[Saved data entries]
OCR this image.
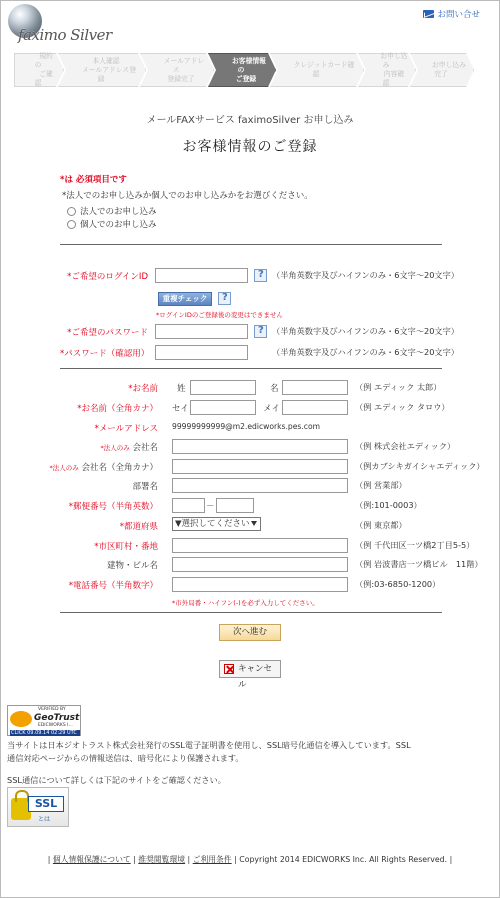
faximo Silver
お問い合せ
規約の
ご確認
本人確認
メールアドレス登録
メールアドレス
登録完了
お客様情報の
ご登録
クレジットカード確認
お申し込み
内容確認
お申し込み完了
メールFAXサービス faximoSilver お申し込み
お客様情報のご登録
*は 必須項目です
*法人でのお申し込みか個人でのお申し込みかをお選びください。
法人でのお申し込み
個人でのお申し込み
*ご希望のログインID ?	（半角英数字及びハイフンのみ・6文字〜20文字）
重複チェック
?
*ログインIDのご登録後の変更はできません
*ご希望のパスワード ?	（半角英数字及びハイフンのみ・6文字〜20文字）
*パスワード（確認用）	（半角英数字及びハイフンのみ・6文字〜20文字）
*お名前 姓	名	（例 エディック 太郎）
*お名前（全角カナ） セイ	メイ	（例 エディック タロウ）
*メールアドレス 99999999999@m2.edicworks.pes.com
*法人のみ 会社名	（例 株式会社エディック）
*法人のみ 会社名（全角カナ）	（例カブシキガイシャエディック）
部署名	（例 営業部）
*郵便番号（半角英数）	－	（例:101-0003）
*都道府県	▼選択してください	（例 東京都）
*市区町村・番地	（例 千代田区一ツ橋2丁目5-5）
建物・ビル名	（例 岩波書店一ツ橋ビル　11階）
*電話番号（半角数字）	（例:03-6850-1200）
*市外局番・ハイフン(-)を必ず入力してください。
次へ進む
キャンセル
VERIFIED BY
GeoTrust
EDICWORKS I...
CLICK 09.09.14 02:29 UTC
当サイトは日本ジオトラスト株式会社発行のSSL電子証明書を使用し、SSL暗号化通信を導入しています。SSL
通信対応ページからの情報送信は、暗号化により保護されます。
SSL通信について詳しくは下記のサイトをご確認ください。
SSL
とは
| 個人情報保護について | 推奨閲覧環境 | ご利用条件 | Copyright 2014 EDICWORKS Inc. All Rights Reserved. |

* **EXERCISE OBJECTIVE**
Output every entry exactly as given; pictures are not part of the copy.

* **FULL OUTPUT**
OCR this image.
faximo Silver
お問い合せ
規約の
ご確認
本人確認
メールアドレス登録
メールアドレス
登録完了
お客様情報の
ご登録
クレジットカード確認
お申し込み
内容確認
お申し込み完了
メールFAXサービス faximoSilver お申し込み
お客様情報のご登録
*は 必須項目です
*法人でのお申し込みか個人でのお申し込みかをお選びください。
法人でのお申し込み
個人でのお申し込み
*ご希望のログインID ?	（半角英数字及びハイフンのみ・6文字〜20文字）
重複チェック
?
*ログインIDのご登録後の変更はできません
*ご希望のパスワード ?	（半角英数字及びハイフンのみ・6文字〜20文字）
*パスワード（確認用）	（半角英数字及びハイフンのみ・6文字〜20文字）
*お名前 姓	名	（例 エディック 太郎）
*お名前（全角カナ） セイ	メイ	（例 エディック タロウ）
*メールアドレス 99999999999@m2.edicworks.pes.com
*法人のみ 会社名	（例 株式会社エディック）
*法人のみ 会社名（全角カナ）	（例カブシキガイシャエディック）
部署名	（例 営業部）
*郵便番号（半角英数）	－	（例:101-0003）
*都道府県	▼選択してください	（例 東京都）
*市区町村・番地	（例 千代田区一ツ橋2丁目5-5）
建物・ビル名	（例 岩波書店一ツ橋ビル　11階）
*電話番号（半角数字）	（例:03-6850-1200）
*市外局番・ハイフン(-)を必ず入力してください。
次へ進む
キャンセル
VERIFIED BY
GeoTrust
EDICWORKS I...
CLICK 09.09.14 02:29 UTC
当サイトは日本ジオトラスト株式会社発行のSSL電子証明書を使用し、SSL暗号化通信を導入しています。SSL
通信対応ページからの情報送信は、暗号化により保護されます。
SSL通信について詳しくは下記のサイトをご確認ください。
SSL
とは
| 個人情報保護について | 推奨閲覧環境 | ご利用条件 | Copyright 2014 EDICWORKS Inc. All Rights Reserved. |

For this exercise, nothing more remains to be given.